▸ THE PROBLEM:
In the items below, copy out the lines starting at the one containing "y-tick-label: 0 [78,767,80,771]" and ending at the one containing "target-icon[interactable]: ◉ [143,110,150,117]", with both of those lines included.

Start of RECORD EXCERPTS

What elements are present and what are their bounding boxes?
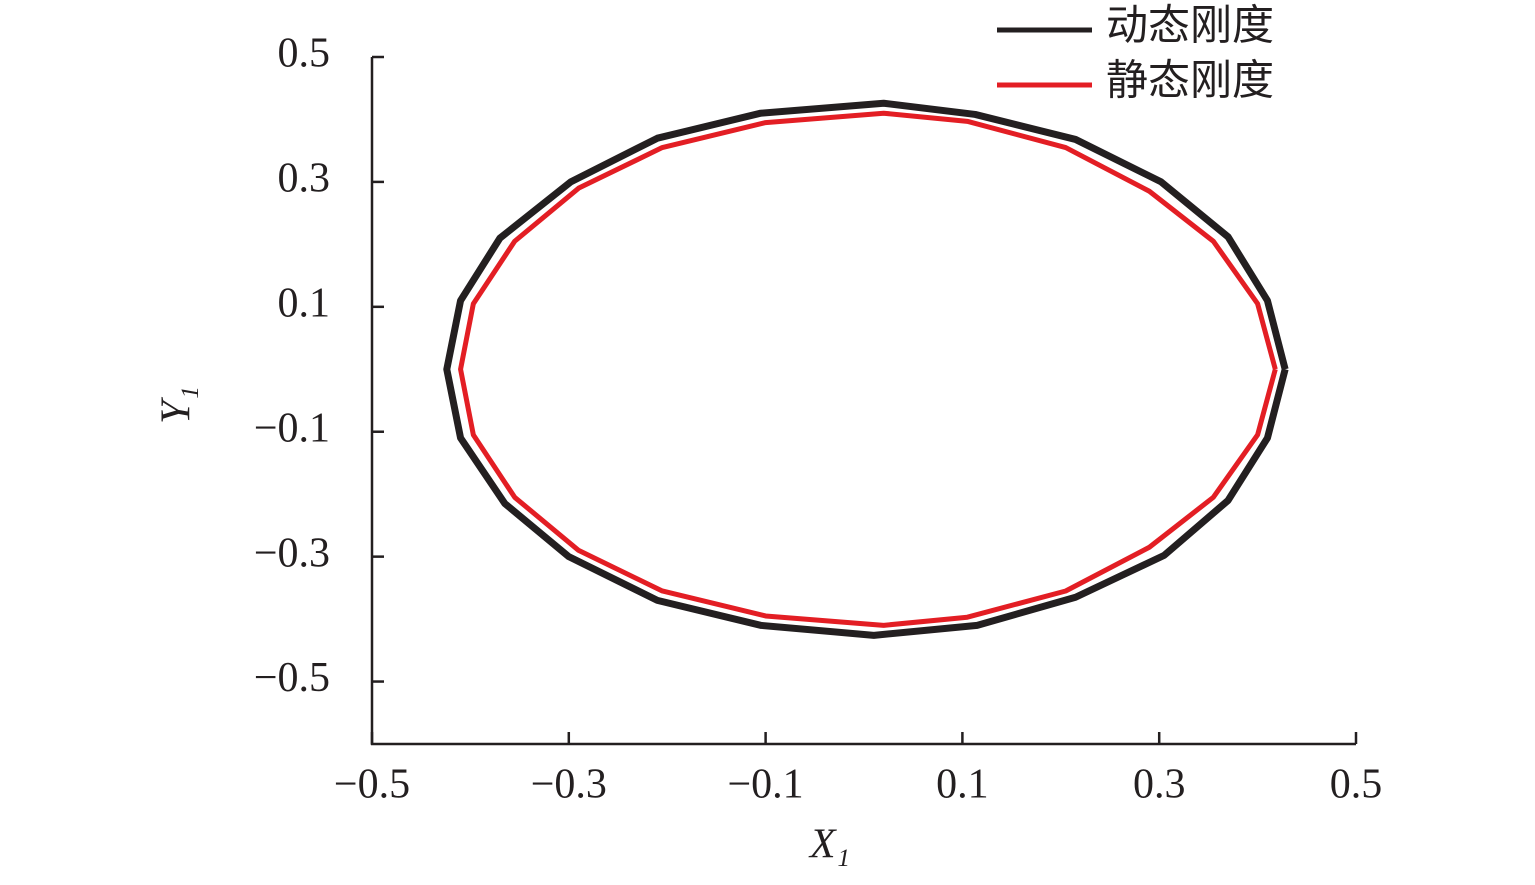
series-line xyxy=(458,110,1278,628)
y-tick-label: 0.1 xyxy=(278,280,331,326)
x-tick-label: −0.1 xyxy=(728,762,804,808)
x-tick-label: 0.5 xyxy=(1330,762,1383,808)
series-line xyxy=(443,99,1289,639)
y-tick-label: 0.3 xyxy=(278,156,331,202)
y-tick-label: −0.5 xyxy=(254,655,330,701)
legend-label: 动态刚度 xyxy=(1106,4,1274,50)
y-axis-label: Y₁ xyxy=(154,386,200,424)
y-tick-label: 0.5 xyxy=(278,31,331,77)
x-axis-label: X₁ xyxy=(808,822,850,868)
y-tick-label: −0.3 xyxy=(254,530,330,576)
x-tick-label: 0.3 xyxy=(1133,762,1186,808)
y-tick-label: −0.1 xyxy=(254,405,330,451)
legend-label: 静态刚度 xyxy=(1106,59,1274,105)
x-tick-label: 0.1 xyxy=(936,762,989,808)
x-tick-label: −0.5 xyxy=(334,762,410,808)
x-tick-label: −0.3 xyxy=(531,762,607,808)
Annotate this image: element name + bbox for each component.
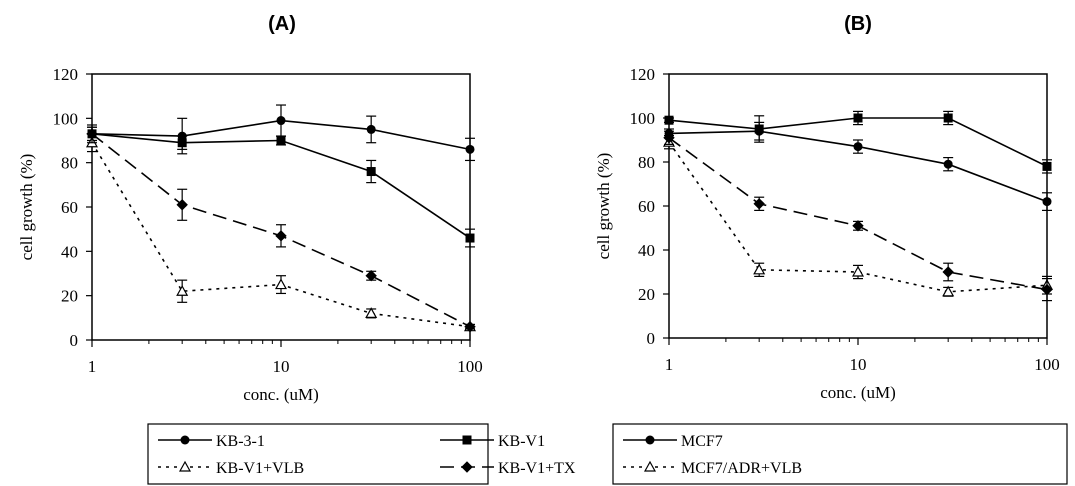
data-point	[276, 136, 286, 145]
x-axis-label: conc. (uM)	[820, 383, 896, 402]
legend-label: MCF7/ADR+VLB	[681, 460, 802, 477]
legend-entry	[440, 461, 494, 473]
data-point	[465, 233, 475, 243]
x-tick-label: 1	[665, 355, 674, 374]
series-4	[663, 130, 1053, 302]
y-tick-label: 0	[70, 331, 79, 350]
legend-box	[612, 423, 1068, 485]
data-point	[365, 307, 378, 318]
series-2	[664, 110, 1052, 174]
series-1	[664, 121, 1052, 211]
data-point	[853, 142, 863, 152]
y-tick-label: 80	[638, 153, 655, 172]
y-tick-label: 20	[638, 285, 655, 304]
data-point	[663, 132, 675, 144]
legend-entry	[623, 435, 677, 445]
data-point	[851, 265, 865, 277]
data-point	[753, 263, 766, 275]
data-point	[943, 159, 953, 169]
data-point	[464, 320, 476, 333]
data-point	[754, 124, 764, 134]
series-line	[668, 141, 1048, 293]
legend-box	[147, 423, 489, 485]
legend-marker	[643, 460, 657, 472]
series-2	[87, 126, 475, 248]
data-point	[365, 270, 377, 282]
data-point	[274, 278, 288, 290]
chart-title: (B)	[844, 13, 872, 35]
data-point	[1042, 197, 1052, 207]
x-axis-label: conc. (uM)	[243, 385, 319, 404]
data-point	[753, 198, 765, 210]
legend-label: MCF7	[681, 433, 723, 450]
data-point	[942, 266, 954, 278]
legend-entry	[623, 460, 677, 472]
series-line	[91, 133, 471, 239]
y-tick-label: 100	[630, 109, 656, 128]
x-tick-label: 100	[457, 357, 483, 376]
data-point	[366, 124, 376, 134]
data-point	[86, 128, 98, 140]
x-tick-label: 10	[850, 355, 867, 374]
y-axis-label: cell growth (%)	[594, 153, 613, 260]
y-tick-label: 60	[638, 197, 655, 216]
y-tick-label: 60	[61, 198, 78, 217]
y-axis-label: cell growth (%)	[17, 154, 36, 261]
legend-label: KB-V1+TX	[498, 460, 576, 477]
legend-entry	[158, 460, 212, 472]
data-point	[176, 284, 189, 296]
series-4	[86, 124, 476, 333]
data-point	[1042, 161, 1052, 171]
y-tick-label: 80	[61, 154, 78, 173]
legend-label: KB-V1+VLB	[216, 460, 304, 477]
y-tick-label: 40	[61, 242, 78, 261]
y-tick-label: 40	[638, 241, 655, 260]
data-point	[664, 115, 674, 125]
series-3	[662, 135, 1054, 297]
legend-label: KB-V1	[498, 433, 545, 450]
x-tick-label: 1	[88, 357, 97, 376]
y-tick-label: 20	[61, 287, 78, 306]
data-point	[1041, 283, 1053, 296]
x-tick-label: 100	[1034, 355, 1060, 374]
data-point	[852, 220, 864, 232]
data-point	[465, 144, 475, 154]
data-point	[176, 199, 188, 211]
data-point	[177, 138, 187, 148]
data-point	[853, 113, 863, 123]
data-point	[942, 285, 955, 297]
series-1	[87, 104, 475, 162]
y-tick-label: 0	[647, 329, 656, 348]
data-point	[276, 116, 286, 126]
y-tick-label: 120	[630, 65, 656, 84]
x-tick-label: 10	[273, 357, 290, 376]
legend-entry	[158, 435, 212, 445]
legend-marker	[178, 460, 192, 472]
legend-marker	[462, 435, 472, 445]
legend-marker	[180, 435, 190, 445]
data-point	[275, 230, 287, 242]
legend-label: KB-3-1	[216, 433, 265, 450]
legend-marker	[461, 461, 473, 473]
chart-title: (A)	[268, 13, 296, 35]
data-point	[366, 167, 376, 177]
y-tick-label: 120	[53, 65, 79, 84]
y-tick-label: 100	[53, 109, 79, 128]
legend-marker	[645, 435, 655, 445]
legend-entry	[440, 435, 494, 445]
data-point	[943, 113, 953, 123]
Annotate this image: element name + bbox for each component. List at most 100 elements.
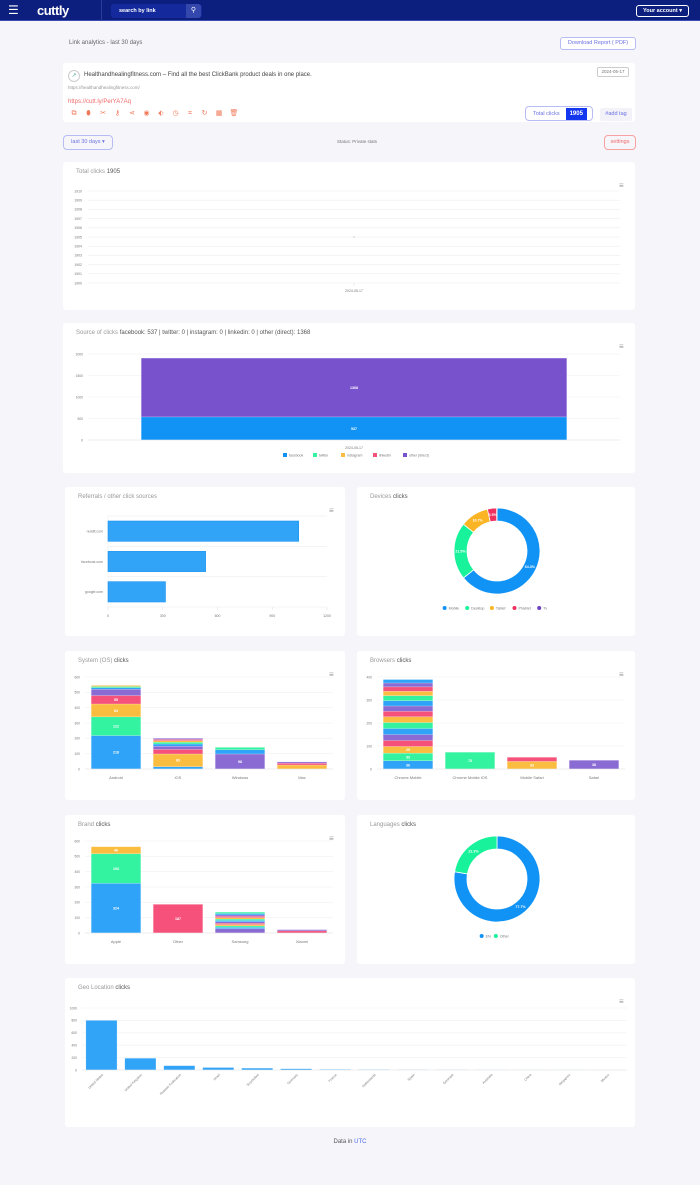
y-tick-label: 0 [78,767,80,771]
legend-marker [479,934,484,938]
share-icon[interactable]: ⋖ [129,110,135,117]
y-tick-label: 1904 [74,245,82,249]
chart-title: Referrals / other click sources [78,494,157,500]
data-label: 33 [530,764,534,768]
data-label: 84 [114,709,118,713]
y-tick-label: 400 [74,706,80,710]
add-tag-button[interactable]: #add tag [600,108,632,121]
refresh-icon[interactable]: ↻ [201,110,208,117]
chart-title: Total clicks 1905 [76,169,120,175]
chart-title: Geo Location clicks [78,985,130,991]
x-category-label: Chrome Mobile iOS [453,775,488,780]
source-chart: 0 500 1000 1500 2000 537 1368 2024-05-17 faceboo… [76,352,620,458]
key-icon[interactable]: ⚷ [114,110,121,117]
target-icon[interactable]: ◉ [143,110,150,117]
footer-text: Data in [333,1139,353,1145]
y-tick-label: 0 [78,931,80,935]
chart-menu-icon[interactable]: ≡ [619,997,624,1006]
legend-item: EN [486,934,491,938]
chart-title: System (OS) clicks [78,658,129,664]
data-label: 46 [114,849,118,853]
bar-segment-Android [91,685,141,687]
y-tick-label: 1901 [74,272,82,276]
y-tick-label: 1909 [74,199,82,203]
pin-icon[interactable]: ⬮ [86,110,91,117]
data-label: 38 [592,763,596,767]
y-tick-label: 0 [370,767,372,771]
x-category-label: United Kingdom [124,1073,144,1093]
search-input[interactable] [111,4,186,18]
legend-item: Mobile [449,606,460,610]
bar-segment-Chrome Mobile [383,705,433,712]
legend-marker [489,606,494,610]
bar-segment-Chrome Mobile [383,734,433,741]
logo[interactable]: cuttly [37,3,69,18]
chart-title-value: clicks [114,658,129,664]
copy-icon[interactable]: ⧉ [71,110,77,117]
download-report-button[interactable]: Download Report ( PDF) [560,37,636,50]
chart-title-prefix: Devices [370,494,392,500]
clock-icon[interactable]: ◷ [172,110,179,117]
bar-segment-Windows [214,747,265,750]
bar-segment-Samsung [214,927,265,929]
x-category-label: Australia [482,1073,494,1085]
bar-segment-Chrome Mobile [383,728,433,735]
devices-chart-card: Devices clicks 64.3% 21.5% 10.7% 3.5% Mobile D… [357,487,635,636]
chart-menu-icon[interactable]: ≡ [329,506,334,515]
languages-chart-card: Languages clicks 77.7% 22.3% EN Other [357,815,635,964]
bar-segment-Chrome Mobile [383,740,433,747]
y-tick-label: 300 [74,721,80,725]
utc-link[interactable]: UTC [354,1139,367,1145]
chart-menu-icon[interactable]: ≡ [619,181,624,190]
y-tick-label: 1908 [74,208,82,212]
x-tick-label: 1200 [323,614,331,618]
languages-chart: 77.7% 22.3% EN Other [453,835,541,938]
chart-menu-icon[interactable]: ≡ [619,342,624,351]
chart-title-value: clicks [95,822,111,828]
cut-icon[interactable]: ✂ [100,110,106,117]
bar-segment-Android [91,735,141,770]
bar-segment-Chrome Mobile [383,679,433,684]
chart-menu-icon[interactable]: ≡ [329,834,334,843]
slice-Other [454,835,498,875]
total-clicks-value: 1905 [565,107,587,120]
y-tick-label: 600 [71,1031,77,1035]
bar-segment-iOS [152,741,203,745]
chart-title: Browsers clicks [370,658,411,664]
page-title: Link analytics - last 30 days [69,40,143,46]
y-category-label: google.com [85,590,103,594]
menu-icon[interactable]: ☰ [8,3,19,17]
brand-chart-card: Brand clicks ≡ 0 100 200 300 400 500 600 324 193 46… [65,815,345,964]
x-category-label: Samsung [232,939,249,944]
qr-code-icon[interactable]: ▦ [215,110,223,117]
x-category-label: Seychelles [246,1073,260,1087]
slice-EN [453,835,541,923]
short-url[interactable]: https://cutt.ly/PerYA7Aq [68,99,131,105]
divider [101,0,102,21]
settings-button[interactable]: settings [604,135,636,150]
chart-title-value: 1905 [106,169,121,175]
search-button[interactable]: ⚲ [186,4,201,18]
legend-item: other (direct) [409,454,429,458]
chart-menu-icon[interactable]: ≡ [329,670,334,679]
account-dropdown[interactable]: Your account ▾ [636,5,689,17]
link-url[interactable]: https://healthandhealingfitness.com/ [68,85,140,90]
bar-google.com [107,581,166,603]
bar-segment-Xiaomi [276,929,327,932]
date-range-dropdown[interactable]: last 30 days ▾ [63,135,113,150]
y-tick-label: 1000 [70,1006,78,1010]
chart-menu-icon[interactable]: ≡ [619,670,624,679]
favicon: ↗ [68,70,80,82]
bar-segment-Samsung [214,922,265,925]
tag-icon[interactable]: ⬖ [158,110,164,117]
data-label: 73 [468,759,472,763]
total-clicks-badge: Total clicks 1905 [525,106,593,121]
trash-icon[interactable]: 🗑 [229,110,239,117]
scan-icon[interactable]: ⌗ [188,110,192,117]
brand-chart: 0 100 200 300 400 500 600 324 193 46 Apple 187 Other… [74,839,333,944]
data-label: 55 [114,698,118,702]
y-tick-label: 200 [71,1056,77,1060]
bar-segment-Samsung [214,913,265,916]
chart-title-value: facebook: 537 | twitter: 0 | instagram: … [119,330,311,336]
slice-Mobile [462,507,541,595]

End of RECORD EXCERPTS

▸ RIGHT ANSWER:
y-tick-label: 0 [78,767,80,771]
legend-marker [479,934,484,938]
share-icon[interactable]: ⋖ [129,110,135,117]
y-tick-label: 1904 [74,245,82,249]
chart-title: Referrals / other click sources [78,494,157,500]
data-label: 33 [530,764,534,768]
data-label: 84 [114,709,118,713]
y-tick-label: 400 [74,706,80,710]
add-tag-button[interactable]: #add tag [600,108,632,121]
refresh-icon[interactable]: ↻ [201,110,208,117]
chart-title: Total clicks 1905 [76,169,120,175]
chart-title: Geo Location clicks [78,985,130,991]
x-category-label: Chrome Mobile iOS [453,775,488,780]
source-chart: 0 500 1000 1500 2000 537 1368 2024-05-17 faceboo… [76,352,620,458]
key-icon[interactable]: ⚷ [114,110,121,117]
target-icon[interactable]: ◉ [143,110,150,117]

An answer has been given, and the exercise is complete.